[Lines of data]
· · · · ·
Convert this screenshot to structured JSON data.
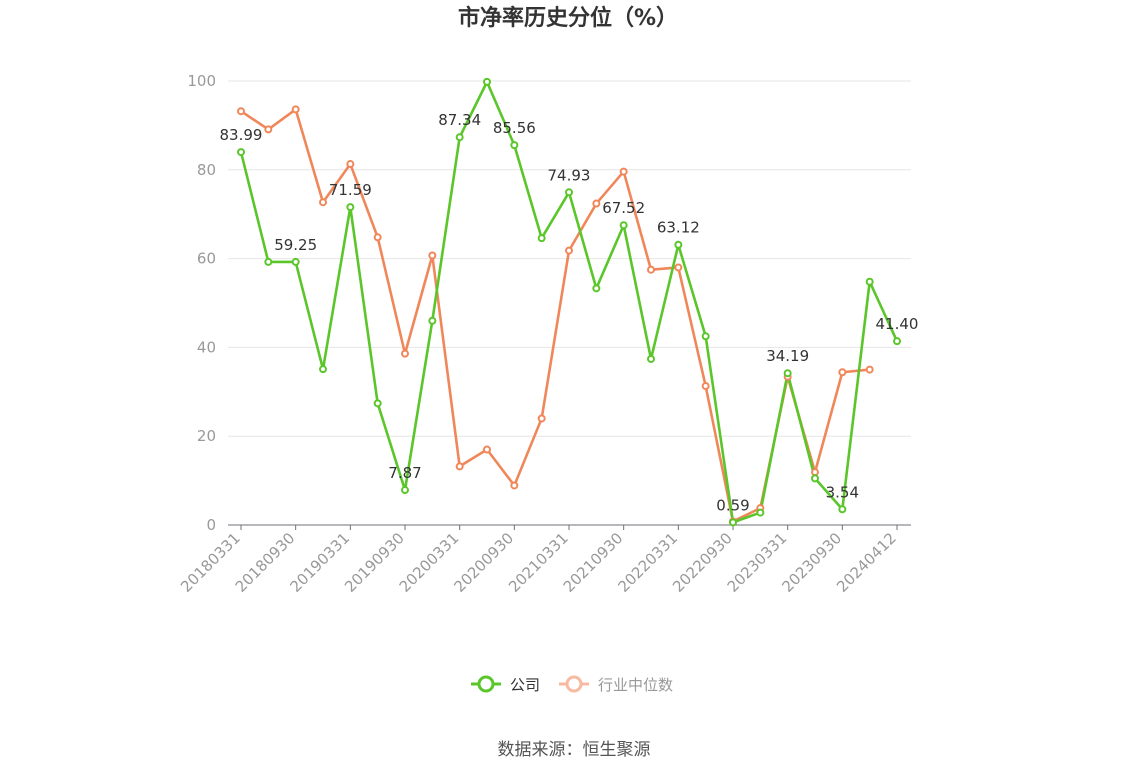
{
  "chart_data": {
    "type": "line",
    "title": "市净率历史分位（%）",
    "xlabel": "",
    "ylabel": "",
    "ylim": [
      0,
      100
    ],
    "yticks": [
      0,
      20,
      40,
      60,
      80,
      100
    ],
    "x": [
      "20180331",
      "20180630",
      "20180930",
      "20181231",
      "20190331",
      "20190630",
      "20190930",
      "20191231",
      "20200331",
      "20200630",
      "20200930",
      "20201231",
      "20210331",
      "20210630",
      "20210930",
      "20211231",
      "20220331",
      "20220630",
      "20220930",
      "20221231",
      "20230331",
      "20230630",
      "20230930",
      "20231231",
      "20240412"
    ],
    "xtick_labels": [
      "20180331",
      "20180930",
      "20190331",
      "20190930",
      "20200331",
      "20200930",
      "20210331",
      "20210930",
      "20220331",
      "20220930",
      "20230331",
      "20230930",
      "20240412"
    ],
    "series": [
      {
        "name": "公司",
        "color": "#5ac62a",
        "values": [
          83.99,
          59.25,
          59.25,
          35.1,
          71.59,
          27.4,
          7.87,
          46.0,
          87.34,
          99.8,
          85.56,
          64.6,
          74.93,
          53.3,
          67.52,
          37.4,
          63.12,
          42.5,
          0.59,
          2.8,
          34.19,
          10.5,
          3.54,
          54.8,
          41.4
        ],
        "labels": [
          "83.99",
          null,
          "59.25",
          null,
          "71.59",
          null,
          "7.87",
          null,
          "87.34",
          null,
          "85.56",
          null,
          "74.93",
          null,
          "67.52",
          null,
          "63.12",
          null,
          "0.59",
          null,
          "34.19",
          null,
          "3.54",
          null,
          "41.40"
        ]
      },
      {
        "name": "行业中位数",
        "color": "#f0875a",
        "values": [
          93.2,
          89.1,
          93.6,
          72.7,
          81.3,
          64.8,
          38.6,
          60.7,
          13.2,
          17.0,
          8.9,
          24.0,
          61.8,
          72.4,
          79.6,
          57.5,
          58.0,
          31.3,
          0.8,
          3.8,
          33.4,
          11.9,
          34.4,
          35.0,
          null
        ]
      }
    ],
    "grid": true,
    "legend_position": "bottom-center"
  },
  "legend": {
    "company": "公司",
    "industry": "行业中位数"
  },
  "source": "数据来源：恒生聚源"
}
· · · · ·
> _What you will do_
Set down all the data again exactly as above, pictures excluded.

> _Correct output_
Convert this screenshot to structured JSON data.
{
  "chart_data": {
    "type": "line",
    "title": "市净率历史分位（%）",
    "xlabel": "",
    "ylabel": "",
    "ylim": [
      0,
      100
    ],
    "yticks": [
      0,
      20,
      40,
      60,
      80,
      100
    ],
    "x": [
      "20180331",
      "20180630",
      "20180930",
      "20181231",
      "20190331",
      "20190630",
      "20190930",
      "20191231",
      "20200331",
      "20200630",
      "20200930",
      "20201231",
      "20210331",
      "20210630",
      "20210930",
      "20211231",
      "20220331",
      "20220630",
      "20220930",
      "20221231",
      "20230331",
      "20230630",
      "20230930",
      "20231231",
      "20240412"
    ],
    "xtick_labels": [
      "20180331",
      "20180930",
      "20190331",
      "20190930",
      "20200331",
      "20200930",
      "20210331",
      "20210930",
      "20220331",
      "20220930",
      "20230331",
      "20230930",
      "20240412"
    ],
    "series": [
      {
        "name": "公司",
        "color": "#5ac62a",
        "values": [
          83.99,
          59.25,
          59.25,
          35.1,
          71.59,
          27.4,
          7.87,
          46.0,
          87.34,
          99.8,
          85.56,
          64.6,
          74.93,
          53.3,
          67.52,
          37.4,
          63.12,
          42.5,
          0.59,
          2.8,
          34.19,
          10.5,
          3.54,
          54.8,
          41.4
        ],
        "labels": [
          "83.99",
          null,
          "59.25",
          null,
          "71.59",
          null,
          "7.87",
          null,
          "87.34",
          null,
          "85.56",
          null,
          "74.93",
          null,
          "67.52",
          null,
          "63.12",
          null,
          "0.59",
          null,
          "34.19",
          null,
          "3.54",
          null,
          "41.40"
        ]
      },
      {
        "name": "行业中位数",
        "color": "#f0875a",
        "values": [
          93.2,
          89.1,
          93.6,
          72.7,
          81.3,
          64.8,
          38.6,
          60.7,
          13.2,
          17.0,
          8.9,
          24.0,
          61.8,
          72.4,
          79.6,
          57.5,
          58.0,
          31.3,
          0.8,
          3.8,
          33.4,
          11.9,
          34.4,
          35.0,
          null
        ]
      }
    ],
    "grid": true,
    "legend_position": "bottom-center"
  },
  "legend": {
    "company": "公司",
    "industry": "行业中位数"
  },
  "source": "数据来源：恒生聚源"
}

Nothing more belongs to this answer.